Data for the task -
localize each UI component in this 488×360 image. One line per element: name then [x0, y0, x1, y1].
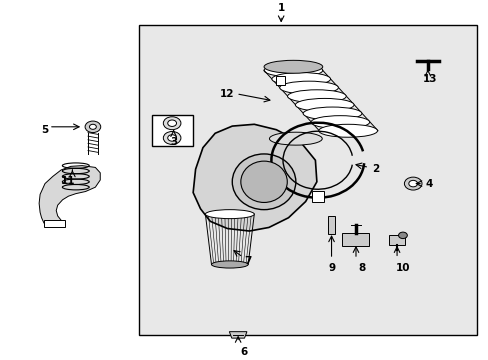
Circle shape — [408, 180, 417, 187]
Bar — [311, 191, 324, 202]
Text: 10: 10 — [395, 263, 410, 273]
Ellipse shape — [271, 72, 330, 85]
Ellipse shape — [205, 210, 254, 219]
Polygon shape — [229, 332, 246, 338]
Bar — [342, 233, 368, 247]
Polygon shape — [193, 124, 316, 231]
Text: 13: 13 — [422, 74, 437, 84]
Text: 8: 8 — [358, 263, 365, 273]
Bar — [151, 115, 193, 146]
Ellipse shape — [264, 60, 322, 73]
Text: 6: 6 — [241, 347, 247, 357]
Text: 4: 4 — [425, 179, 432, 189]
Circle shape — [404, 177, 421, 190]
Text: 5: 5 — [41, 125, 49, 135]
Text: 1: 1 — [277, 3, 284, 13]
Bar — [388, 235, 404, 246]
Ellipse shape — [211, 261, 247, 268]
Polygon shape — [39, 166, 100, 227]
Text: 9: 9 — [328, 263, 335, 273]
Circle shape — [163, 117, 181, 130]
Ellipse shape — [269, 132, 322, 145]
Circle shape — [89, 124, 96, 129]
Ellipse shape — [241, 161, 287, 202]
Ellipse shape — [310, 116, 369, 129]
Ellipse shape — [279, 81, 338, 94]
Ellipse shape — [318, 124, 377, 137]
Ellipse shape — [264, 64, 322, 77]
Ellipse shape — [287, 90, 346, 103]
Text: 2: 2 — [371, 164, 378, 174]
Circle shape — [167, 120, 176, 126]
Circle shape — [398, 232, 407, 239]
Ellipse shape — [303, 107, 361, 120]
Bar — [44, 220, 64, 227]
Text: 12: 12 — [220, 89, 234, 99]
Text: 3: 3 — [170, 137, 177, 147]
Text: 7: 7 — [244, 256, 251, 266]
Circle shape — [167, 135, 176, 141]
Bar — [327, 216, 335, 234]
Text: 11: 11 — [61, 176, 76, 186]
Ellipse shape — [232, 154, 295, 210]
Circle shape — [85, 121, 101, 132]
Bar — [139, 26, 476, 334]
Ellipse shape — [295, 98, 353, 111]
Circle shape — [163, 131, 181, 144]
Bar — [276, 76, 285, 85]
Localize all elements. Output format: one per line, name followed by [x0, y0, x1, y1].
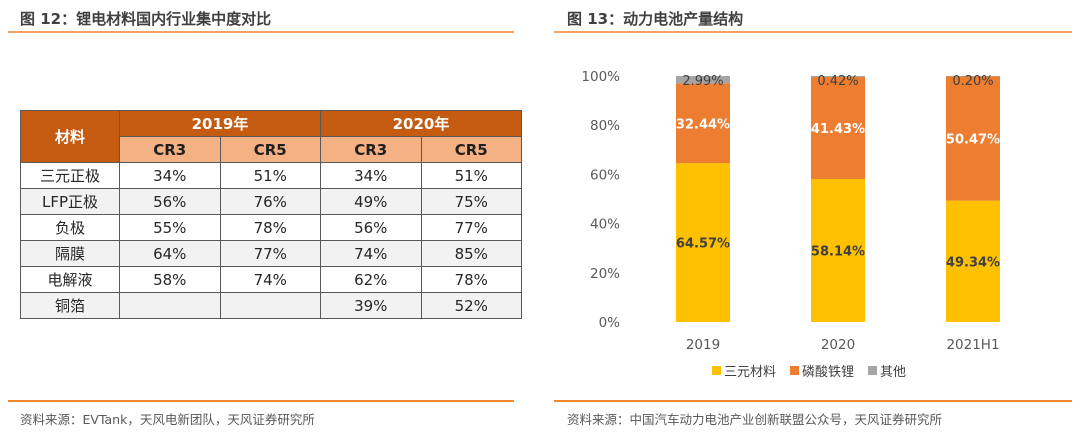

Written exercise - Put each line of the material above into a Markdown table with two columns, Row for the row number and Line for the text, skipping blank lines. Leave the pictures out.

The response -
| Row | Line |
|---|---|
| 1 | localize each UI component in this 488×360 image. One line per element: name then [x0, y0, x1, y1]. |
| 2 | Circle shape — [408, 180, 417, 187] |
| 3 | Bar — [311, 191, 324, 202] |
| 4 | Text: 10: 10 — [395, 263, 410, 273] |
| 5 | Ellipse shape — [271, 72, 330, 85] |
| 6 | Ellipse shape — [205, 210, 254, 219] |
| 7 | Polygon shape — [229, 332, 246, 338] |
| 8 | Bar — [342, 233, 368, 247] |
| 9 | Polygon shape — [193, 124, 316, 231] |
| 10 | Text: 13: 13 — [422, 74, 437, 84] |
| 11 | Text: 8: 8 — [358, 263, 365, 273] |
| 12 | Bar — [151, 115, 193, 146] |
| 13 | Ellipse shape — [264, 60, 322, 73] |
| 14 | Text: 6: 6 — [241, 347, 247, 357] |
| 15 | Text: 4: 4 — [425, 179, 432, 189] |
| 16 | Circle shape — [404, 177, 421, 190] |
| 17 | Text: 5: 5 — [41, 125, 49, 135] |
| 18 | Text: 1: 1 — [277, 3, 284, 13] |
| 19 | Bar — [388, 235, 404, 246] |
| 20 | Ellipse shape — [211, 261, 247, 268] |
| 21 | Polygon shape — [39, 166, 100, 227] |
| 22 | Text: 9: 9 — [328, 263, 335, 273] |
| 23 | Circle shape — [163, 117, 181, 130] |
| 24 | Ellipse shape — [269, 132, 322, 145] |
| 25 | Circle shape — [89, 124, 96, 129] |
| 26 | Ellipse shape — [241, 161, 287, 202] |
| 27 | Ellipse shape — [310, 116, 369, 129] |
| 28 | Ellipse shape — [279, 81, 338, 94] |
| 29 | Ellipse shape — [318, 124, 377, 137] |
| 30 | Ellipse shape — [264, 64, 322, 77] |
| 31 | Ellipse shape — [287, 90, 346, 103] |
| 32 | Text: 2: 2 — [371, 164, 378, 174] |
| 33 | Circle shape — [167, 120, 176, 126] |
| 34 | Circle shape — [398, 232, 407, 239] |
| 35 | Ellipse shape — [303, 107, 361, 120] |
| 36 | Bar — [44, 220, 64, 227] |
| 37 | Text: 12: 12 — [220, 89, 234, 99] |
| 38 | Text: 3: 3 — [170, 137, 177, 147] |
| 39 | Text: 7: 7 — [244, 256, 251, 266] |
| 40 | Circle shape — [167, 135, 176, 141] |
| 41 | Bar — [327, 216, 335, 234] |
| 42 | Text: 11: 11 — [61, 176, 76, 186] |
| 43 | Ellipse shape — [232, 154, 295, 210] |
| 44 | Circle shape — [85, 121, 101, 132] |
| 45 | Bar — [139, 26, 476, 334] |
| 46 | Ellipse shape — [295, 98, 353, 111] |
| 47 | Circle shape — [163, 131, 181, 144] |
| 48 | Bar — [276, 76, 285, 85] |
| 49 | Localize all elements. Output format: one per line, name followed by [x0, y0, x1, y1]. |